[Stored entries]

◇ ◇ ◇ ◇ ◇

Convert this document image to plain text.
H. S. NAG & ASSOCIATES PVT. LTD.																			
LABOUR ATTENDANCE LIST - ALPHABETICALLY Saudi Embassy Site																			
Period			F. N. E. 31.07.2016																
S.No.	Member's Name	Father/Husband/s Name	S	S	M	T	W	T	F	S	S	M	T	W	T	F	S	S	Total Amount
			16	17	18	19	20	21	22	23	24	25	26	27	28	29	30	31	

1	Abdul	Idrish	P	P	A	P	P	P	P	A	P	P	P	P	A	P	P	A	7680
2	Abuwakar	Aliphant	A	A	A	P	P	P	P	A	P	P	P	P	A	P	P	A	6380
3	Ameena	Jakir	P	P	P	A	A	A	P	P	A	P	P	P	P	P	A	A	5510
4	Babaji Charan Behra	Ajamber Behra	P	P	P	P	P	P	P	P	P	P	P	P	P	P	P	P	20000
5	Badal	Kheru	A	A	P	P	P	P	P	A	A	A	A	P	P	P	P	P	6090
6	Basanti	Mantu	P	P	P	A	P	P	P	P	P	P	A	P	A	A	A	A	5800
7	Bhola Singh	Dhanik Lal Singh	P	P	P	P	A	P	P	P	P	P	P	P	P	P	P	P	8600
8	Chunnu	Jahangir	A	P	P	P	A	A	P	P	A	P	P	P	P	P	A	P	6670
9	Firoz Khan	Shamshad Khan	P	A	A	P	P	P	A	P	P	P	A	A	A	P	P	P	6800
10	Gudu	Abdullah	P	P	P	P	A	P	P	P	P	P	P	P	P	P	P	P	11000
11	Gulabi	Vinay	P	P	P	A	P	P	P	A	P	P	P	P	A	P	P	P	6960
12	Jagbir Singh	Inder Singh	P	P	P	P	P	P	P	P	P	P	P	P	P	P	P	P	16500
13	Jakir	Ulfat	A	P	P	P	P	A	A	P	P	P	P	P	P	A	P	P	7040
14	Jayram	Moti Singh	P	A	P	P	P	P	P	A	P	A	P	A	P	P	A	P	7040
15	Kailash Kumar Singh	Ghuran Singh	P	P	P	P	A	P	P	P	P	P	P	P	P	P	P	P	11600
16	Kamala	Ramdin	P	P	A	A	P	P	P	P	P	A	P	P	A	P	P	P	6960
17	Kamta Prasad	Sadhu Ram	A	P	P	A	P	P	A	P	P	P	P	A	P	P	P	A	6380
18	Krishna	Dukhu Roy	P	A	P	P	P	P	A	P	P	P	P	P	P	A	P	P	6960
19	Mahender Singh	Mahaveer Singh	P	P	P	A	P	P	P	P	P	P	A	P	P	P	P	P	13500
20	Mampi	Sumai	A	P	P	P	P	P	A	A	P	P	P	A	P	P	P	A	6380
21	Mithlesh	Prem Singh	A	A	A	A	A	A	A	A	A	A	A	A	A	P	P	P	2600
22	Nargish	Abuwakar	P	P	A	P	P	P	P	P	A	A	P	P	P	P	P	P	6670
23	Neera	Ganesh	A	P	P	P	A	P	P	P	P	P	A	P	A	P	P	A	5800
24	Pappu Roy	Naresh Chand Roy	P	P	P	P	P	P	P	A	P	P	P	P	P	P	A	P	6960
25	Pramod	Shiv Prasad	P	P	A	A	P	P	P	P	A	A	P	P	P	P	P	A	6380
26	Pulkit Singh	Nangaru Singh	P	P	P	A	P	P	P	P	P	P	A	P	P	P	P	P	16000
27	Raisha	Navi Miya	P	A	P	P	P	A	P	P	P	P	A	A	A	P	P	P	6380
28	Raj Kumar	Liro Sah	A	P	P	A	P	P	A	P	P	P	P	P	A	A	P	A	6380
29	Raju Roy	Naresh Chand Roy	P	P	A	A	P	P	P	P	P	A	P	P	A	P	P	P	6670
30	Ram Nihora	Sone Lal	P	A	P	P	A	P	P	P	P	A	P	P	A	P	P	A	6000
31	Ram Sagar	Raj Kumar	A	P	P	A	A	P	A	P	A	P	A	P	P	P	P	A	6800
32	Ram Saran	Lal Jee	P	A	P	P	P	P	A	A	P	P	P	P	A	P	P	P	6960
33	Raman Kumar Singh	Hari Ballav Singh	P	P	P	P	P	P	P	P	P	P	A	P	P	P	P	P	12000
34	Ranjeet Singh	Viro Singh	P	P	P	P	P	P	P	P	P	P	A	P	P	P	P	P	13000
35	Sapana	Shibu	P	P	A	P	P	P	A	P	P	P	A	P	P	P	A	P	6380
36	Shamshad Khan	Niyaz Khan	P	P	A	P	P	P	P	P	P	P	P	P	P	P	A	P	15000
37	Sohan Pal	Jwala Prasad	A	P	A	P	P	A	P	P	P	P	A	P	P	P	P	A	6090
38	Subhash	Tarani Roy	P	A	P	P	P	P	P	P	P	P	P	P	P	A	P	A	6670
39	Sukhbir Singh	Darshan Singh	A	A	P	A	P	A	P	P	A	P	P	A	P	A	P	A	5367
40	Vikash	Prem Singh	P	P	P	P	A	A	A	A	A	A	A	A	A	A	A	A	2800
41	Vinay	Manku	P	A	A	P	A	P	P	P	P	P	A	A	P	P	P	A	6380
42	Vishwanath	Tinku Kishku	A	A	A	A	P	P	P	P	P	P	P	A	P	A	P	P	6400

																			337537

◇ ◇ ◇ ◇ ◇

### What is asked
Identify how many lines in the entries above contain the word "Kumar" and provide only that figure.

### Full response
4